[start of DATASET CONTENT]
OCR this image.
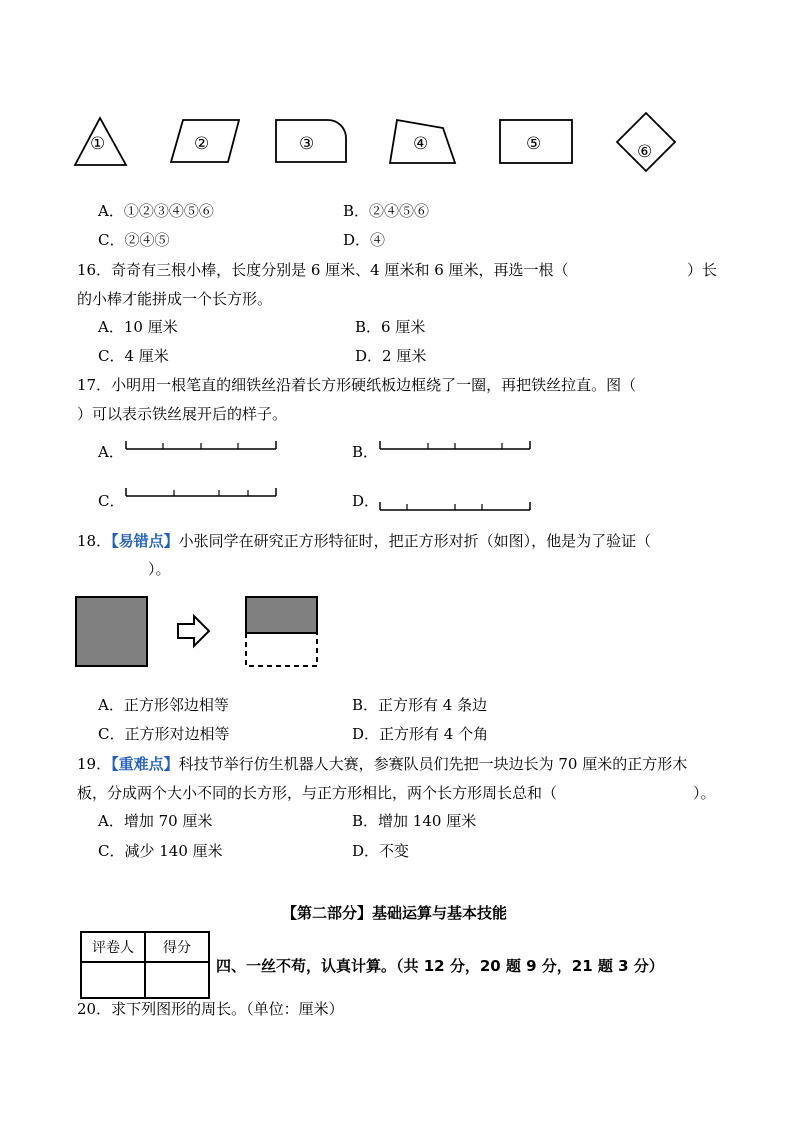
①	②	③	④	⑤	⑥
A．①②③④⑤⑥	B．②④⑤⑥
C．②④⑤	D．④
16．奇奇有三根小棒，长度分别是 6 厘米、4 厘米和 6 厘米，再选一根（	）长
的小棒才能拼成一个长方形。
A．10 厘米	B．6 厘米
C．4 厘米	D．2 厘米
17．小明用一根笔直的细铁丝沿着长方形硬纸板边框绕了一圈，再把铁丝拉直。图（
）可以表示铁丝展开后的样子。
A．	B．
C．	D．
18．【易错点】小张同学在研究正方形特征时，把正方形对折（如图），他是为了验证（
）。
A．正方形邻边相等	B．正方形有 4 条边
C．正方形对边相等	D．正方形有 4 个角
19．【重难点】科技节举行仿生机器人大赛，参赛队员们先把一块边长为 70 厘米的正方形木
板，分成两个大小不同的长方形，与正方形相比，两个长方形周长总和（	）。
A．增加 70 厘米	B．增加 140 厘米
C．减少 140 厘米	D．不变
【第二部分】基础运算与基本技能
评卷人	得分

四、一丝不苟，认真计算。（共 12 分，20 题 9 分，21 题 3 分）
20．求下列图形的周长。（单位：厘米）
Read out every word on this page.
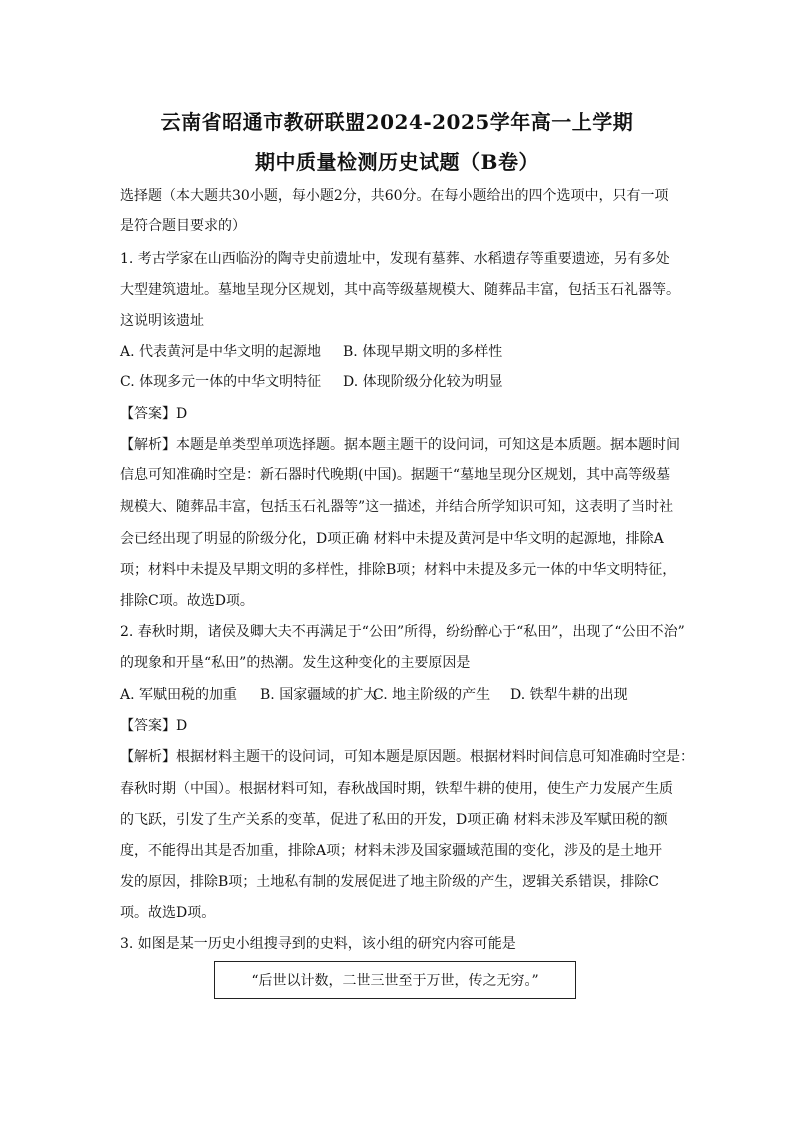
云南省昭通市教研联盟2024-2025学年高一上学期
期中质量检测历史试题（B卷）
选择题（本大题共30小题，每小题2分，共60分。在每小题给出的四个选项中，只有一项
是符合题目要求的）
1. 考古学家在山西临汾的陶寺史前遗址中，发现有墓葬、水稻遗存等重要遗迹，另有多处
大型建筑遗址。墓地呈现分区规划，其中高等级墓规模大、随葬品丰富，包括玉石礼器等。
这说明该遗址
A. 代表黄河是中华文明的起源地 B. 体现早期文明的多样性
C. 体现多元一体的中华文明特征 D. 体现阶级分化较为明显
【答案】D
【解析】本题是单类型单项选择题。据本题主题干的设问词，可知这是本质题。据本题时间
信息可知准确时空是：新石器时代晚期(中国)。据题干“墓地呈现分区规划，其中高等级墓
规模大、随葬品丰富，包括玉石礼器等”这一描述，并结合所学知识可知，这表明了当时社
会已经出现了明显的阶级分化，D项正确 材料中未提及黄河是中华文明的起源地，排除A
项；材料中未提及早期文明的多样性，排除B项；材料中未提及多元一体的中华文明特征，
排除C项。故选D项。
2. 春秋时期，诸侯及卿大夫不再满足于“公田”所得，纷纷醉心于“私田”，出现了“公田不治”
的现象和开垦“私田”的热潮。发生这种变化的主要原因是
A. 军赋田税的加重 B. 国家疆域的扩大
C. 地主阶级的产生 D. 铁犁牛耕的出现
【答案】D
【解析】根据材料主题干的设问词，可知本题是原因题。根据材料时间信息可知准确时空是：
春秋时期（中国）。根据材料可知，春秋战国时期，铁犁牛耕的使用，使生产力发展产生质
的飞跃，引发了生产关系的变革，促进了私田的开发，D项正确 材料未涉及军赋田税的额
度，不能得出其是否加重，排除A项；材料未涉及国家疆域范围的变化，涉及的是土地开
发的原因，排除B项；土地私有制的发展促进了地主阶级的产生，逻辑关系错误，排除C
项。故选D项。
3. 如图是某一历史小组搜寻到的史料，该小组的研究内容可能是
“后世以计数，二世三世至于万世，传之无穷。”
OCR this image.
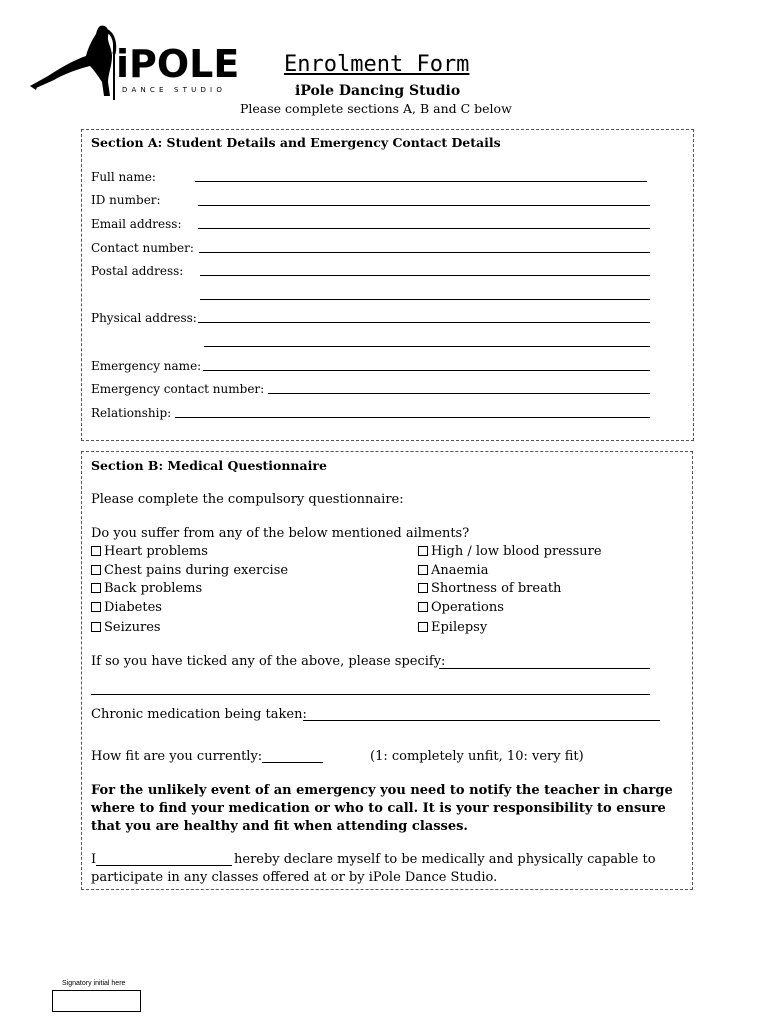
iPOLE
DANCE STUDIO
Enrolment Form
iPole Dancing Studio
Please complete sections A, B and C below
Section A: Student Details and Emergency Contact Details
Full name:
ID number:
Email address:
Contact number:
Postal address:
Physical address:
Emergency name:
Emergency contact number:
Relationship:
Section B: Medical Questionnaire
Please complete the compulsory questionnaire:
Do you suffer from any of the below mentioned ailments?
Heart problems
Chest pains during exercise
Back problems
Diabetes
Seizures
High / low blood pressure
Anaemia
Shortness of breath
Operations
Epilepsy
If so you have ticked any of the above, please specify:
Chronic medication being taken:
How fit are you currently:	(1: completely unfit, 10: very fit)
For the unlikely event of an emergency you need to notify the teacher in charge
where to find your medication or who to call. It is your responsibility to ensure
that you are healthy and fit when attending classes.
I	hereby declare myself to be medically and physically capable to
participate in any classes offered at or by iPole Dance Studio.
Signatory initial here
[end of DATASET CONTENT]
§ **THE REQUEST**: Copy all of the entries verbatim, leaving out any pictures they contain.

§ **TASK ANSWER**:
OCR this image.
①	②	③	④	⑤	⑥
A．①②③④⑤⑥	B．②④⑤⑥
C．②④⑤	D．④
16．奇奇有三根小棒，长度分别是 6 厘米、4 厘米和 6 厘米，再选一根（	）长
的小棒才能拼成一个长方形。
A．10 厘米	B．6 厘米
C．4 厘米	D．2 厘米
17．小明用一根笔直的细铁丝沿着长方形硬纸板边框绕了一圈，再把铁丝拉直。图（
）可以表示铁丝展开后的样子。
A．	B．
C．	D．
18．【易错点】小张同学在研究正方形特征时，把正方形对折（如图），他是为了验证（
）。
A．正方形邻边相等	B．正方形有 4 条边
C．正方形对边相等	D．正方形有 4 个角
19．【重难点】科技节举行仿生机器人大赛，参赛队员们先把一块边长为 70 厘米的正方形木
板，分成两个大小不同的长方形，与正方形相比，两个长方形周长总和（	）。
A．增加 70 厘米	B．增加 140 厘米
C．减少 140 厘米	D．不变
【第二部分】基础运算与基本技能
评卷人	得分

四、一丝不苟，认真计算。（共 12 分，20 题 9 分，21 题 3 分）
20．求下列图形的周长。（单位：厘米）
Read out every word on this page.
云南省昭通市教研联盟2024-2025学年高一上学期
期中质量检测历史试题（B卷）
选择题（本大题共30小题，每小题2分，共60分。在每小题给出的四个选项中，只有一项
是符合题目要求的）
1. 考古学家在山西临汾的陶寺史前遗址中，发现有墓葬、水稻遗存等重要遗迹，另有多处
大型建筑遗址。墓地呈现分区规划，其中高等级墓规模大、随葬品丰富，包括玉石礼器等。
这说明该遗址
A. 代表黄河是中华文明的起源地 B. 体现早期文明的多样性
C. 体现多元一体的中华文明特征 D. 体现阶级分化较为明显
【答案】D
【解析】本题是单类型单项选择题。据本题主题干的设问词，可知这是本质题。据本题时间
信息可知准确时空是：新石器时代晚期(中国)。据题干“墓地呈现分区规划，其中高等级墓
规模大、随葬品丰富，包括玉石礼器等”这一描述，并结合所学知识可知，这表明了当时社
会已经出现了明显的阶级分化，D项正确 材料中未提及黄河是中华文明的起源地，排除A
项；材料中未提及早期文明的多样性，排除B项；材料中未提及多元一体的中华文明特征，
排除C项。故选D项。
2. 春秋时期，诸侯及卿大夫不再满足于“公田”所得，纷纷醉心于“私田”，出现了“公田不治”
的现象和开垦“私田”的热潮。发生这种变化的主要原因是
A. 军赋田税的加重 B. 国家疆域的扩大
C. 地主阶级的产生 D. 铁犁牛耕的出现
【答案】D
【解析】根据材料主题干的设问词，可知本题是原因题。根据材料时间信息可知准确时空是：
春秋时期（中国）。根据材料可知，春秋战国时期，铁犁牛耕的使用，使生产力发展产生质
的飞跃，引发了生产关系的变革，促进了私田的开发，D项正确 材料未涉及军赋田税的额
度，不能得出其是否加重，排除A项；材料未涉及国家疆域范围的变化，涉及的是土地开
发的原因，排除B项；土地私有制的发展促进了地主阶级的产生，逻辑关系错误，排除C
项。故选D项。
3. 如图是某一历史小组搜寻到的史料，该小组的研究内容可能是
“后世以计数，二世三世至于万世，传之无穷。”
OCR this image.
iPOLE
DANCE STUDIO
Enrolment Form
iPole Dancing Studio
Please complete sections A, B and C below
Section A: Student Details and Emergency Contact Details
Full name:
ID number:
Email address:
Contact number:
Postal address:
Physical address:
Emergency name:
Emergency contact number:
Relationship:
Section B: Medical Questionnaire
Please complete the compulsory questionnaire:
Do you suffer from any of the below mentioned ailments?
Heart problems
Chest pains during exercise
Back problems
Diabetes
Seizures
High / low blood pressure
Anaemia
Shortness of breath
Operations
Epilepsy
If so you have ticked any of the above, please specify:
Chronic medication being taken:
How fit are you currently:	(1: completely unfit, 10: very fit)
For the unlikely event of an emergency you need to notify the teacher in charge
where to find your medication or who to call. It is your responsibility to ensure
that you are healthy and fit when attending classes.
I	hereby declare myself to be medically and physically capable to
participate in any classes offered at or by iPole Dance Studio.
Signatory initial here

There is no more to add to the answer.